Direction:
Pictures do not belong in the copy, so please give every entry below again exactly.

The data:

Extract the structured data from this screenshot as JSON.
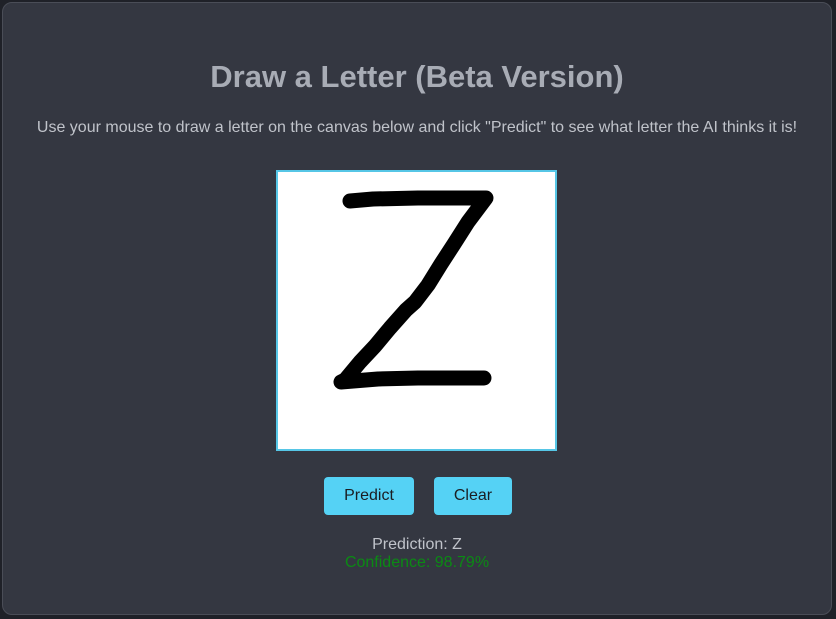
{
  "page": {
    "title": "Draw a Letter (Beta Version)",
    "instructions": "Use your mouse to draw a letter on the canvas below and click \"Predict\" to see what letter the AI thinks it is!"
  },
  "canvas": {
    "drawn_letter": "Z",
    "border_color": "#56c6e6",
    "stroke_color": "#000000"
  },
  "buttons": {
    "predict_label": "Predict",
    "clear_label": "Clear",
    "color": "#55d2f5"
  },
  "result": {
    "prediction_text": "Prediction: Z",
    "confidence_text": "Confidence: 98.79%",
    "confidence_color": "#0b8a14"
  }
}
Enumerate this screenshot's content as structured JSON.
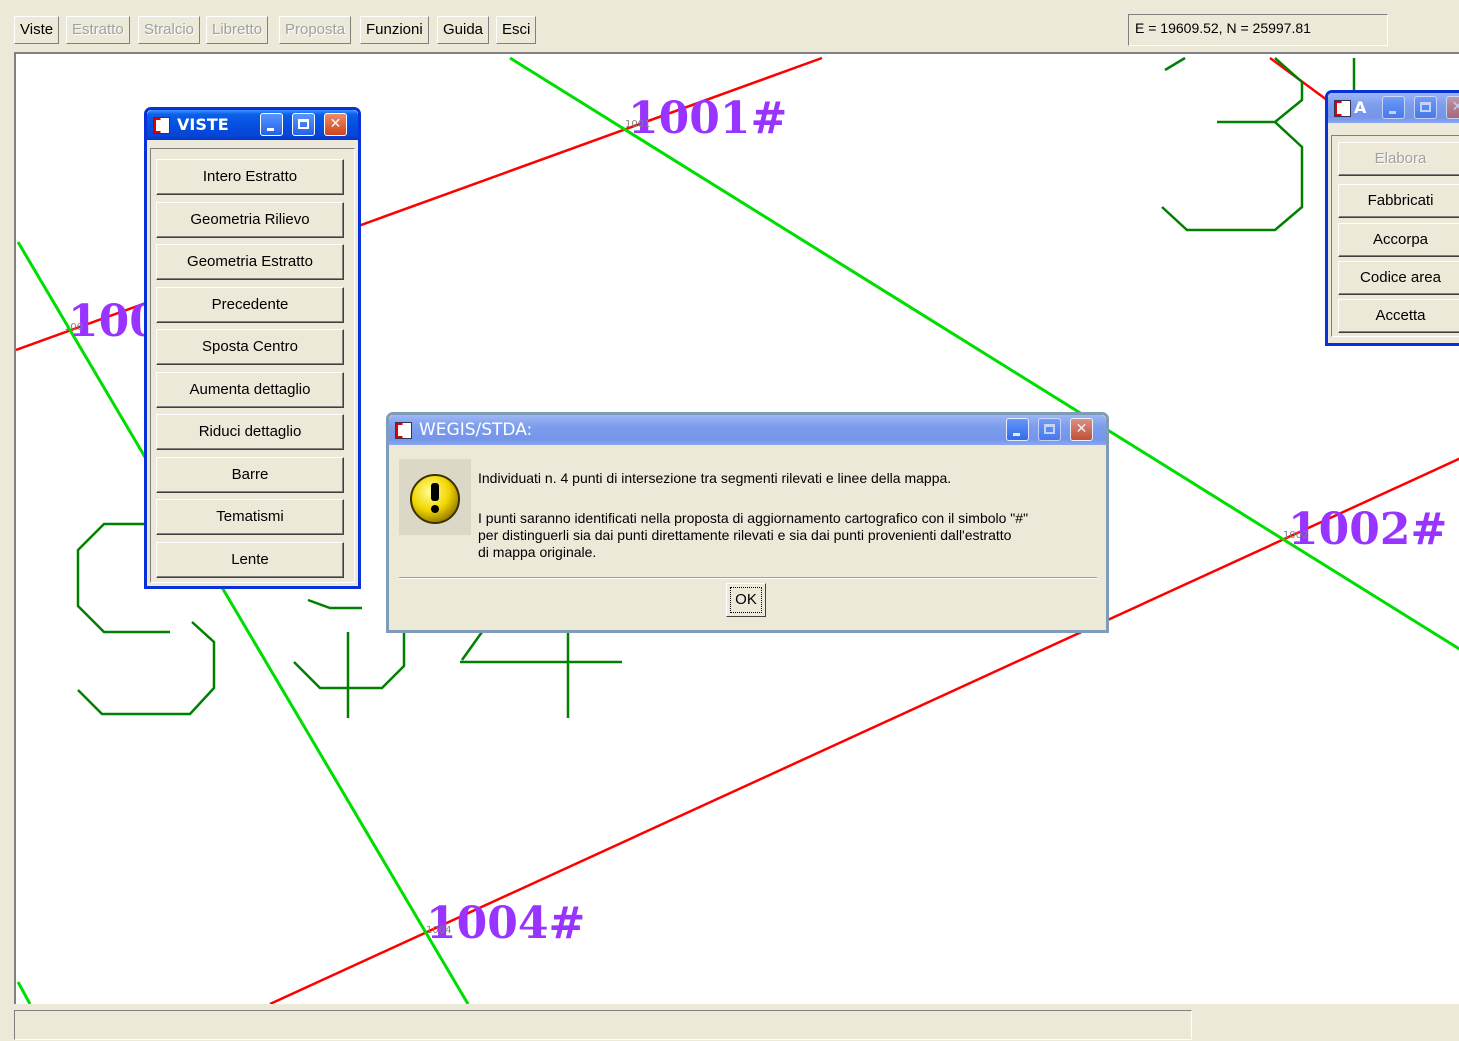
{
  "menu": {
    "items": [
      {
        "label": "Viste",
        "enabled": true
      },
      {
        "label": "Estratto",
        "enabled": false
      },
      {
        "label": "Stralcio",
        "enabled": false
      },
      {
        "label": "Libretto",
        "enabled": false
      },
      {
        "label": "Proposta",
        "enabled": false
      },
      {
        "label": "Funzioni",
        "enabled": true
      },
      {
        "label": "Guida",
        "enabled": true
      },
      {
        "label": "Esci",
        "enabled": true
      }
    ]
  },
  "coords": {
    "text": "E = 19609.52,  N = 25997.81"
  },
  "map": {
    "labels": [
      "1001#",
      "1002#",
      "1004#",
      "100"
    ],
    "small_labels": [
      "1001",
      "1002",
      "1004",
      "100"
    ],
    "colors": {
      "green_line": "#00dd00",
      "red_line": "#ff0000",
      "dark_green": "#008000",
      "label": "#9933ff"
    }
  },
  "viste_window": {
    "title": "VISTE",
    "buttons": [
      "Intero Estratto",
      "Geometria Rilievo",
      "Geometria Estratto",
      "Precedente",
      "Sposta Centro",
      "Aumenta dettaglio",
      "Riduci dettaglio",
      "Barre",
      "Tematismi",
      "Lente"
    ]
  },
  "a_window": {
    "title": "A",
    "buttons": [
      {
        "label": "Elabora",
        "enabled": false
      },
      {
        "label": "Fabbricati",
        "enabled": true
      },
      {
        "label": "Accorpa",
        "enabled": true
      },
      {
        "label": "Codice area",
        "enabled": true
      },
      {
        "label": "Accetta",
        "enabled": true
      }
    ]
  },
  "dialog": {
    "title": "WEGIS/STDA:",
    "line1": "Individuati n. 4 punti di intersezione tra segmenti rilevati e linee della mappa.",
    "line2": "I punti saranno identificati nella proposta di aggiornamento cartografico con il simbolo \"#\"",
    "line3": "per distinguerli sia dai punti direttamente rilevati e sia dai punti provenienti dall'estratto",
    "line4": "di mappa originale.",
    "ok_label": "OK",
    "icon": "warning-icon"
  }
}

Output of the exercise:
Extract the structured data from this screenshot as JSON.
{
  "page": {
    "title": "Draw a Letter (Beta Version)",
    "instructions": "Use your mouse to draw a letter on the canvas below and click \"Predict\" to see what letter the AI thinks it is!"
  },
  "canvas": {
    "drawn_letter": "Z",
    "border_color": "#56c6e6",
    "stroke_color": "#000000"
  },
  "buttons": {
    "predict_label": "Predict",
    "clear_label": "Clear",
    "color": "#55d2f5"
  },
  "result": {
    "prediction_text": "Prediction: Z",
    "confidence_text": "Confidence: 98.79%",
    "confidence_color": "#0b8a14"
  }
}
Enumerate this screenshot's content as structured JSON.
{
  "menu": {
    "items": [
      {
        "label": "Viste",
        "enabled": true
      },
      {
        "label": "Estratto",
        "enabled": false
      },
      {
        "label": "Stralcio",
        "enabled": false
      },
      {
        "label": "Libretto",
        "enabled": false
      },
      {
        "label": "Proposta",
        "enabled": false
      },
      {
        "label": "Funzioni",
        "enabled": true
      },
      {
        "label": "Guida",
        "enabled": true
      },
      {
        "label": "Esci",
        "enabled": true
      }
    ]
  },
  "coords": {
    "text": "E = 19609.52,  N = 25997.81"
  },
  "map": {
    "labels": [
      "1001#",
      "1002#",
      "1004#",
      "100"
    ],
    "small_labels": [
      "1001",
      "1002",
      "1004",
      "100"
    ],
    "colors": {
      "green_line": "#00dd00",
      "red_line": "#ff0000",
      "dark_green": "#008000",
      "label": "#9933ff"
    }
  },
  "viste_window": {
    "title": "VISTE",
    "buttons": [
      "Intero Estratto",
      "Geometria Rilievo",
      "Geometria Estratto",
      "Precedente",
      "Sposta Centro",
      "Aumenta dettaglio",
      "Riduci dettaglio",
      "Barre",
      "Tematismi",
      "Lente"
    ]
  },
  "a_window": {
    "title": "A",
    "buttons": [
      {
        "label": "Elabora",
        "enabled": false
      },
      {
        "label": "Fabbricati",
        "enabled": true
      },
      {
        "label": "Accorpa",
        "enabled": true
      },
      {
        "label": "Codice area",
        "enabled": true
      },
      {
        "label": "Accetta",
        "enabled": true
      }
    ]
  },
  "dialog": {
    "title": "WEGIS/STDA:",
    "line1": "Individuati n. 4 punti di intersezione tra segmenti rilevati e linee della mappa.",
    "line2": "I punti saranno identificati nella proposta di aggiornamento cartografico con il simbolo \"#\"",
    "line3": "per distinguerli sia dai punti direttamente rilevati e sia dai punti provenienti dall'estratto",
    "line4": "di mappa originale.",
    "ok_label": "OK",
    "icon": "warning-icon"
  }
}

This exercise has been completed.